ASSIGNED TASK
Figure out how many lines of the material below contain the word "excellent". Answer with the number only.

########################################

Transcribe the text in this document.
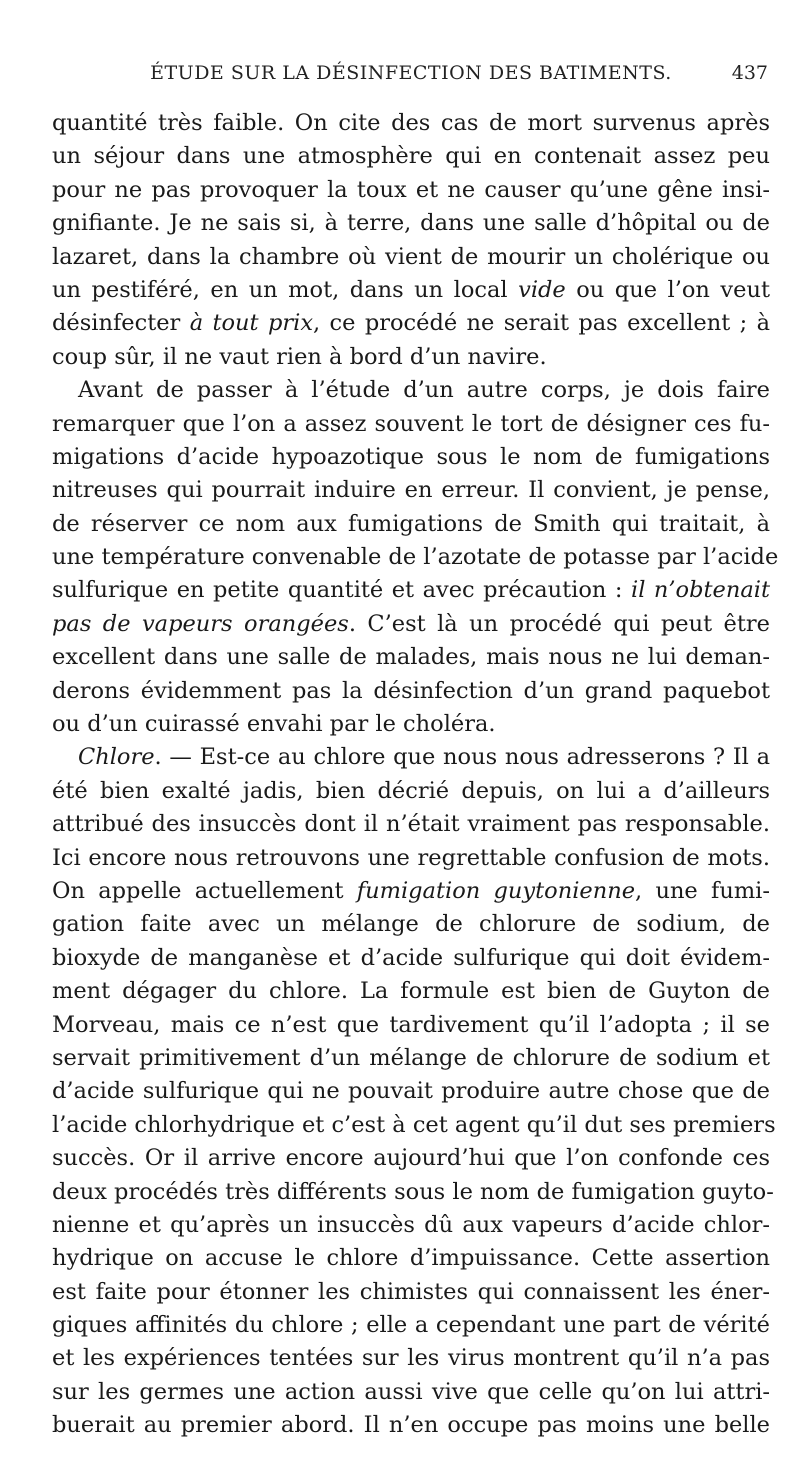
ÉTUDE SUR LA DÉSINFECTION DES BATIMENTS.	437
quantité très faible. On cite des cas de mort survenus après
un séjour dans une atmosphère qui en contenait assez peu
pour ne pas provoquer la toux et ne causer qu’une gêne insi-
gnifiante. Je ne sais si, à terre, dans une salle d’hôpital ou de
lazaret, dans la chambre où vient de mourir un cholérique ou
un pestiféré, en un mot, dans un local vide ou que l’on veut
désinfecter à tout prix, ce procédé ne serait pas excellent ; à
coup sûr, il ne vaut rien à bord d’un navire.
Avant de passer à l’étude d’un autre corps, je dois faire
remarquer que l’on a assez souvent le tort de désigner ces fu-
migations d’acide hypoazotique sous le nom de fumigations
nitreuses qui pourrait induire en erreur. Il convient, je pense,
de réserver ce nom aux fumigations de Smith qui traitait, à
une température convenable de l’azotate de potasse par l’acide
sulfurique en petite quantité et avec précaution : il n’obtenait
pas de vapeurs orangées. C’est là un procédé qui peut être
excellent dans une salle de malades, mais nous ne lui deman-
derons évidemment pas la désinfection d’un grand paquebot
ou d’un cuirassé envahi par le choléra.
Chlore. — Est-ce au chlore que nous nous adresserons ? Il a
été bien exalté jadis, bien décrié depuis, on lui a d’ailleurs
attribué des insuccès dont il n’était vraiment pas responsable.
Ici encore nous retrouvons une regrettable confusion de mots.
On appelle actuellement fumigation guytonienne, une fumi-
gation faite avec un mélange de chlorure de sodium, de
bioxyde de manganèse et d’acide sulfurique qui doit évidem-
ment dégager du chlore. La formule est bien de Guyton de
Morveau, mais ce n’est que tardivement qu’il l’adopta ; il se
servait primitivement d’un mélange de chlorure de sodium et
d’acide sulfurique qui ne pouvait produire autre chose que de
l’acide chlorhydrique et c’est à cet agent qu’il dut ses premiers
succès. Or il arrive encore aujourd’hui que l’on confonde ces
deux procédés très différents sous le nom de fumigation guyto-
nienne et qu’après un insuccès dû aux vapeurs d’acide chlor-
hydrique on accuse le chlore d’impuissance. Cette assertion
est faite pour étonner les chimistes qui connaissent les éner-
giques affinités du chlore ; elle a cependant une part de vérité
et les expériences tentées sur les virus montrent qu’il n’a pas
sur les germes une action aussi vive que celle qu’on lui attri-
buerait au premier abord. Il n’en occupe pas moins une belle
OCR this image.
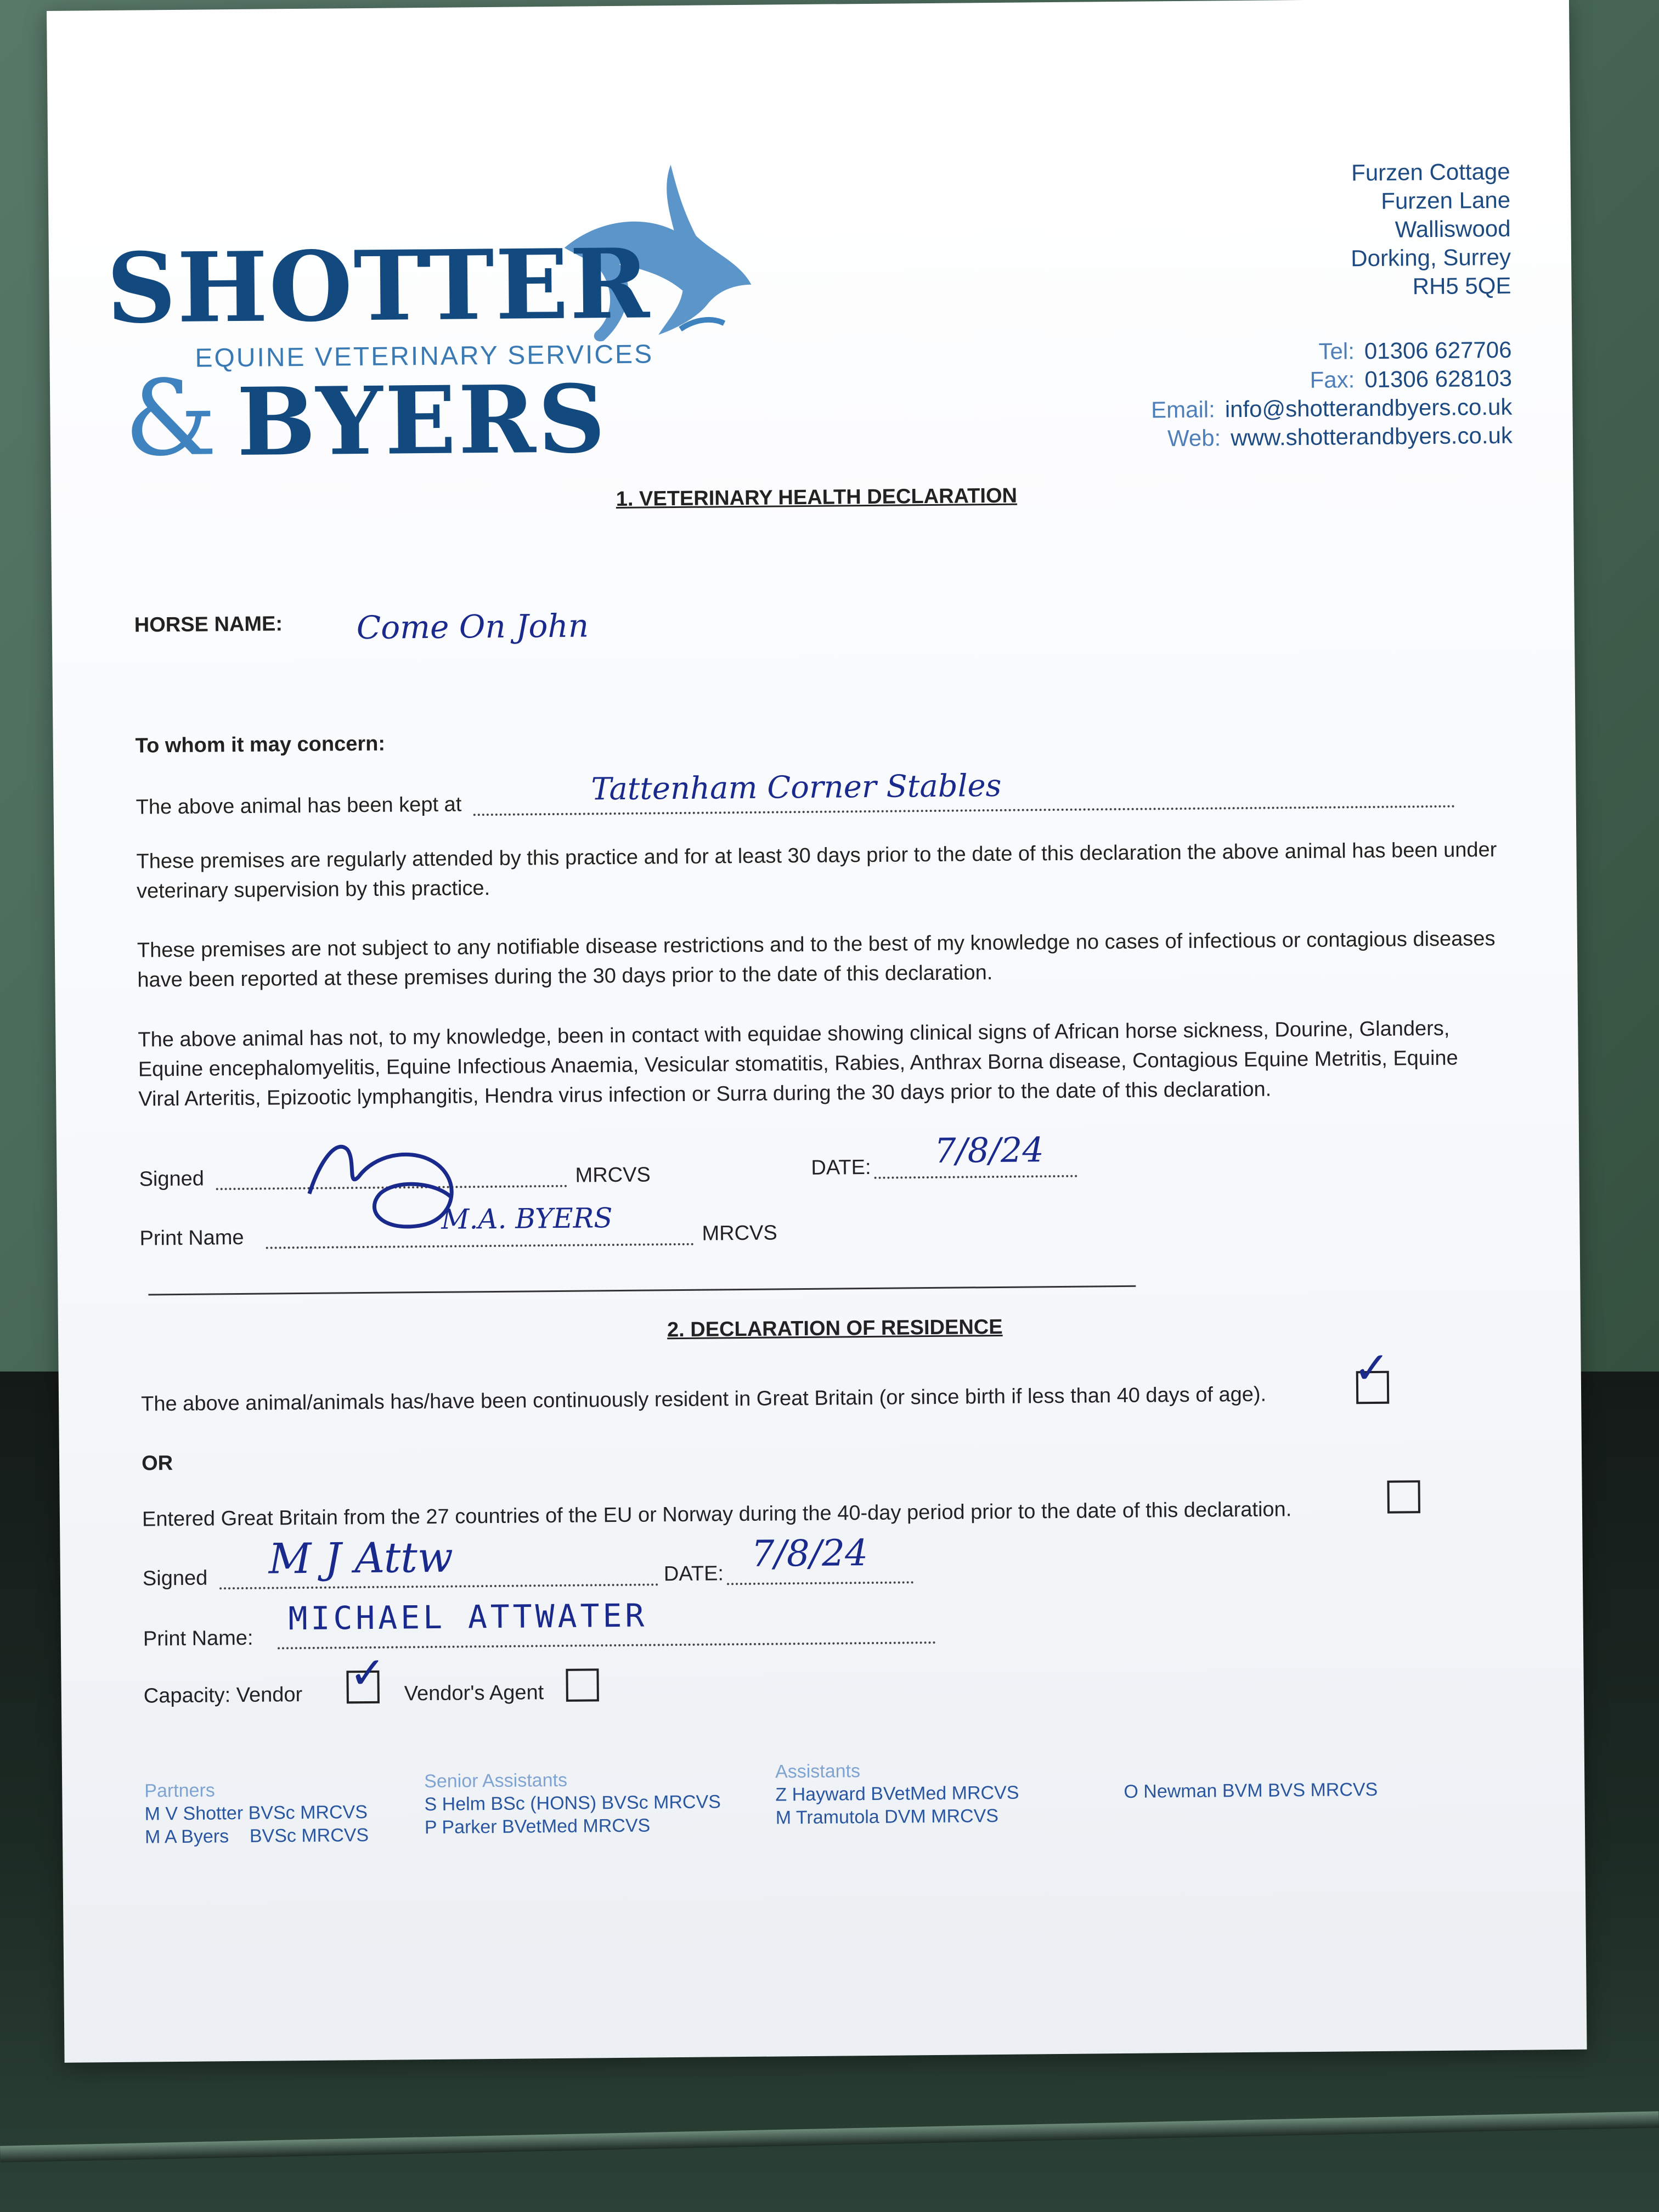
SHOTTER
EQUINE VETERINARY SERVICES
& BYERS
Furzen Cottage
Furzen Lane
Walliswood
Dorking, Surrey
RH5 5QE
Tel: 01306 627706
Fax: 01306 628103
Email: info@shotterandbyers.co.uk
Web: www.shotterandbyers.co.uk
1. VETERINARY HEALTH DECLARATION
HORSE NAME: Come On John
To whom it may concern:
The above animal has been kept at	Tattenham Corner Stables
These premises are regularly attended by this practice and for at least 30 days prior to the date of this declaration the above animal has been under veterinary supervision by this practice.
These premises are not subject to any notifiable disease restrictions and to the best of my knowledge no cases of infectious or contagious diseases have been reported at these premises during the 30 days prior to the date of this declaration.
The above animal has not, to my knowledge, been in contact with equidae showing clinical signs of African horse sickness, Dourine, Glanders, Equine encephalomyelitis, Equine Infectious Anaemia, Vesicular stomatitis, Rabies, Anthrax Borna disease, Contagious Equine Metritis, Equine Viral Arteritis, Epizootic lymphangitis, Hendra virus infection or Surra during the 30 days prior to the date of this declaration.
Signed	MRCVS	DATE: 7/8/24
Print Name
M.A. BYERS	MRCVS
2. DECLARATION OF RESIDENCE
The above animal/animals has/have been continuously resident in Great Britain (or since birth if less than 40 days of age).
✓
OR
Entered Great Britain from the 27 countries of the EU or Norway during the 40-day period prior to the date of this declaration.
Signed M J Attw	DATE: 7/8/24
Print Name:
MICHAEL ATTWATER
Capacity: Vendor ✓ Vendor's Agent
Partners
M V Shotter BVSc MRCVS
M A Byers    BVSc MRCVS
Senior Assistants
S Helm BSc (HONS) BVSc MRCVS
P Parker BVetMed MRCVS
Assistants
Z Hayward BVetMed MRCVS
M Tramutola DVM MRCVS
O Newman BVM BVS MRCVS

########################################

RESULT OF THIS EXERCISE
2